# Your objective
Select lines where the word "members" appears.

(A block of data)
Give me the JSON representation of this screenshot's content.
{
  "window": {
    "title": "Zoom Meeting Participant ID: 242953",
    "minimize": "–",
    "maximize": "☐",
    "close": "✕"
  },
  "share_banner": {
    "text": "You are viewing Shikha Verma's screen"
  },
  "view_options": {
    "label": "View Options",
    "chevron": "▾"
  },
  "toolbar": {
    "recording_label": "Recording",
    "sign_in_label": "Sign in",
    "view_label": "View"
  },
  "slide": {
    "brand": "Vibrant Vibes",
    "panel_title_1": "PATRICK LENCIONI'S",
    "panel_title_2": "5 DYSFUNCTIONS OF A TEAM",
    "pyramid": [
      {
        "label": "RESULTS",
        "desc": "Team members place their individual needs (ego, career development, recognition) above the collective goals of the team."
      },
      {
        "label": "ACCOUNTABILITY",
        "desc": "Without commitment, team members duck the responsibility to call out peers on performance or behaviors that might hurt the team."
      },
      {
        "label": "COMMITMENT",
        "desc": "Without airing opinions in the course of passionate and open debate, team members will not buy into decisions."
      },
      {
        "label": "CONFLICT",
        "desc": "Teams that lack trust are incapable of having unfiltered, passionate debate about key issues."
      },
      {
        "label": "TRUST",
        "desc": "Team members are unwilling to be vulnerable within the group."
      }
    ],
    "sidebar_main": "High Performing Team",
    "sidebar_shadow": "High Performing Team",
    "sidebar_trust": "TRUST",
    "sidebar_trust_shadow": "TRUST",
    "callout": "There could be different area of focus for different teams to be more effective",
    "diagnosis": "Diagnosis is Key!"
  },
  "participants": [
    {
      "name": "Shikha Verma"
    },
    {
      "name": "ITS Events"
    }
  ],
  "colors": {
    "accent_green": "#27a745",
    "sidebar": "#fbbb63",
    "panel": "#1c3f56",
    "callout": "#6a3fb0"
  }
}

# Written reply
        "desc": "Team members place their individual needs (ego, career development, recognition) above the collective goals of the team."
        "desc": "Without commitment, team members duck the responsibility to call out peers on performance or behaviors that might hurt the team."
        "desc": "Without airing opinions in the course of passionate and open debate, team members will not buy into decisions."
        "desc": "Team members are unwilling to be vulnerable within the group."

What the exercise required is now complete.